Given problem A
Repeat the stretch of the latin_scansion pull request thread from "This all looks" through "what that's about.".
Given problem B
Go on with the latin_scansion pull request thread, starting right after the last line shown.

Page extract
+===+

CUNY-CL / latin_scansion

Apache License 2.0
0 stars 2 forks source link

Merge markups #90

Open jillianchang opened 3 years ago

jillianchang commented 3 years ago

This PR integrates the markup branch into the master branch.

jillianchang commented 3 years ago

Can #70 be visited in order to apply the variable markup?

kylebgorman commented 3 years ago

Can #70 be visited in order to apply the variable markup?

I'm not sure what you mean re: #70. It seems like everything is working with respect to that and you updated the tests.

kylebgorman commented 3 years ago

This all looks good to me. My only thought is that do we want to keep the old and new behavior in separate grammars so users can choose to have variable markup or not? Just thinking out loud.

Even if we do this maybe we should just merge now.

It doesn't seem like the CircleCI tests are running when you submit (they run for me). I'm not sure what that's about.

jillianchang commented 3 years ago

Can #70 be visited in order to apply the variable markup?

I'm not sure what you mean re: #70. It seems like everything is working with respect to that and you updated the tests.


__________________________ ScansionTest.test_aen_1_1 ___________________________

self =

def test_aen_1_1(self):
    text = "Arma virumque canō, Trojae quī prīmus ab ōris"
    verse = self.scan_verse(text, 1)
    self.assertEqual(verse.number, 1)
    self.assertEqual(verse.text, text)
    self.assertEqual(
        verse.norm, "arma virumque canō trojae quī prīmus ab ōris"
    )
    self.assertEqual(
        verse.raw_pron, "arma wirũːkwe kanoː trojjaj kwiː priːmus ab oːris"
    )
    self.assertEqual(
        verse.var_pron, "arma wirũːkwe kanoː trojjaj kwiː priːmus‿ab‿oːris"
    )

    # Tests foot structures.
    self.assertEqual(verse.foot[0].type, latin_scansion.Foot.DACTYL)
    self.assertEqual(verse.foot[1].type, latin_scansion.Foot.DACTYL)
    self.assertEqual(verse.foot[2].type, latin_scansion.Foot.SPONDEE)
    self.assertEqual(verse.foot[3].type, latin_scansion.Foot.SPONDEE)
    self.assertEqual(verse.foot[4].type, latin_scansion.Foot.DACTYL)
    self.assertEqual(verse.foot[5].type, latin_scansion.Foot.SPONDEE)

    # Tests syllable weights.
    self.assertEqual(
        verse.foot[0].syllable[0].weight, latin_scansion.Syllable.HEAVY
    )
    self.assertEqual(
        verse.foot[0].syllable[1].weight, latin_scansion.Syllable.LIGHT
    )

+===+

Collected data
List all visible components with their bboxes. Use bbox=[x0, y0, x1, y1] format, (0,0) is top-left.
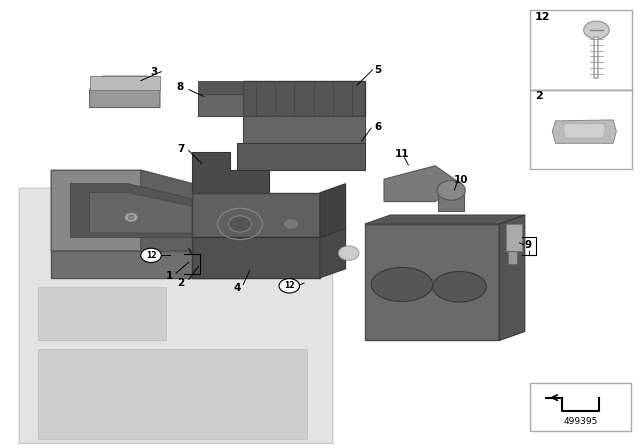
Text: 7: 7 bbox=[177, 144, 184, 154]
Text: 1: 1 bbox=[166, 271, 173, 280]
Ellipse shape bbox=[371, 267, 433, 302]
Text: 10: 10 bbox=[454, 175, 468, 185]
Polygon shape bbox=[198, 94, 243, 116]
Polygon shape bbox=[38, 287, 166, 340]
Polygon shape bbox=[563, 124, 605, 138]
Polygon shape bbox=[90, 76, 160, 108]
Polygon shape bbox=[320, 184, 346, 237]
Polygon shape bbox=[237, 143, 365, 170]
Text: 6: 6 bbox=[374, 122, 381, 132]
Polygon shape bbox=[384, 166, 461, 202]
Circle shape bbox=[141, 248, 161, 263]
Polygon shape bbox=[192, 237, 320, 278]
Text: 499395: 499395 bbox=[563, 417, 598, 426]
Polygon shape bbox=[552, 120, 616, 143]
Circle shape bbox=[584, 21, 609, 39]
Ellipse shape bbox=[433, 271, 486, 302]
Polygon shape bbox=[70, 184, 205, 237]
FancyBboxPatch shape bbox=[530, 383, 631, 431]
Text: 8: 8 bbox=[177, 82, 184, 92]
Circle shape bbox=[339, 246, 359, 260]
FancyBboxPatch shape bbox=[530, 10, 632, 90]
Text: 11: 11 bbox=[395, 149, 409, 159]
Polygon shape bbox=[90, 193, 192, 233]
Polygon shape bbox=[506, 224, 522, 251]
Text: 12: 12 bbox=[146, 251, 156, 260]
Polygon shape bbox=[38, 349, 307, 439]
Polygon shape bbox=[365, 215, 525, 224]
Polygon shape bbox=[19, 188, 333, 444]
Polygon shape bbox=[243, 116, 365, 143]
Polygon shape bbox=[141, 170, 243, 251]
Polygon shape bbox=[365, 224, 499, 340]
Polygon shape bbox=[192, 152, 269, 193]
Polygon shape bbox=[320, 228, 346, 278]
Text: 12: 12 bbox=[535, 12, 550, 22]
Polygon shape bbox=[243, 81, 365, 116]
Text: 2: 2 bbox=[535, 91, 543, 101]
Text: 2: 2 bbox=[177, 278, 184, 288]
Circle shape bbox=[125, 213, 138, 222]
Circle shape bbox=[284, 219, 299, 229]
Circle shape bbox=[279, 279, 300, 293]
Text: 4: 4 bbox=[233, 283, 241, 293]
Text: 3: 3 bbox=[150, 67, 157, 77]
Text: 9: 9 bbox=[524, 240, 532, 250]
Circle shape bbox=[228, 216, 252, 232]
Polygon shape bbox=[198, 81, 243, 94]
Text: 12: 12 bbox=[284, 281, 294, 290]
Polygon shape bbox=[90, 76, 160, 90]
Polygon shape bbox=[192, 193, 320, 237]
Circle shape bbox=[128, 215, 134, 220]
Polygon shape bbox=[51, 251, 243, 278]
Polygon shape bbox=[499, 215, 525, 340]
Polygon shape bbox=[438, 190, 464, 211]
Polygon shape bbox=[508, 251, 517, 264]
Ellipse shape bbox=[437, 181, 465, 200]
Text: 5: 5 bbox=[374, 65, 381, 75]
Polygon shape bbox=[51, 170, 243, 251]
FancyBboxPatch shape bbox=[530, 90, 632, 169]
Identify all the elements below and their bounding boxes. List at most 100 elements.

+===+

Task answer A
This all looks good to me. My only thought is that do we want to keep the old and new behavior in separate grammars so users can choose to have variable markup or not? Just thinking out loud.

Even if we do this maybe we should just merge now.

It doesn't seem like the CircleCI tests are running when you submit (they run for me). I'm not sure what that's about.

Task answer B
    self.assertEqual(
        verse.foot[0].syllable[2].weight, latin_scansion.Syllable.LIGHT
    )
    self.assertEqual(
        verse.foot[1].syllable[0].weight, latin_scansion.Syllable.HEAVY
    )
    self.assertEqual(
        verse.foot[1].syllable[1].weight, latin_scansion.Syllable.LIGHT
    )
    self.assertEqual(
        verse.foot[1].syllable[2].weight, latin_scansion.Syllable.LIGHT
    )
    self.assertEqual(
        verse.foot[2].syllable[0].weight, latin_scansion.Syllable.HEAVY
    )
    self.assertEqual(
        verse.foot[2].syllable[1].weight, latin_scansion.Syllable.HEAVY
    )
    self.assertEqual(
        verse.foot[3].syllable[0].weight, latin_scansion.Syllable.HEAVY
    )
    self.assertEqual(
        verse.foot[3].syllable[1].weight, latin_scansion.Syllable.HEAVY
    )
    self.assertEqual(
        verse.foot[4].syllable[0].weight, latin_scansion.Syllable.HEAVY
    )
    self.assertEqual(
        verse.foot[4].syllable[1].weight, latin_scansion.Syllable.LIGHT
    )
    self.assertEqual(
        verse.foot[4].syllable[2].weight, latin_scansion.Syllable.LIGHT
    )
    self.assertEqual(
        verse.foot[2].syllable[0].weight, latin_scansion.Syllable.HEAVY
    )
    self.assertEqual(
        verse.foot[5].syllable[1].weight, latin_scansion.Syllable.HEAVY
    )
    self.assertEqual(
        verse.foot[5].syllable[0].weight, latin_scansion.Syllable.HEAVY
    )
    self.assertEqual(
        verse.foot[5].syllable[1].weight, latin_scansion.Syllable.HEAVY
    )

    # Tests subsyllabic units.
    self.assertEqual(verse.foot[0].syllable[0].nucleus, "a")
    self.assertEqual(verse.foot[0].syllable[0].coda, "r")
    self.assertEqual(verse.foot[0].syllable[1].onset, "m")
    self.assertEqual(verse.foot[0].syllable[1].nucleus, "a")
    self.assertEqual(verse.foot[0].syllable[2].onset, "w")
    self.assertEqual(verse.foot[0].syllable[2].nucleus, "i")
    self.assertEqual(verse.foot[1].syllable[0].onset, "r")
    self.assertEqual(verse.foot[1].syllable[0].nucleus, "ũː")
    self.assertEqual(verse.foot[1].syllable[1].onset, "kw")
    self.assertEqual(verse.foot[1].syllable[1].nucleus, "e")
    self.assertEqual(verse.foot[1].syllable[2].onset, "k")
    self.assertEqual(verse.foot[1].syllable[2].nucleus, "a")
    self.assertEqual(verse.foot[2].syllable[0].onset, "n")
    self.assertEqual(verse.foot[2].syllable[0].nucleus, "oː")
    self.assertEqual(verse.foot[2].syllable[1].onset, "tr")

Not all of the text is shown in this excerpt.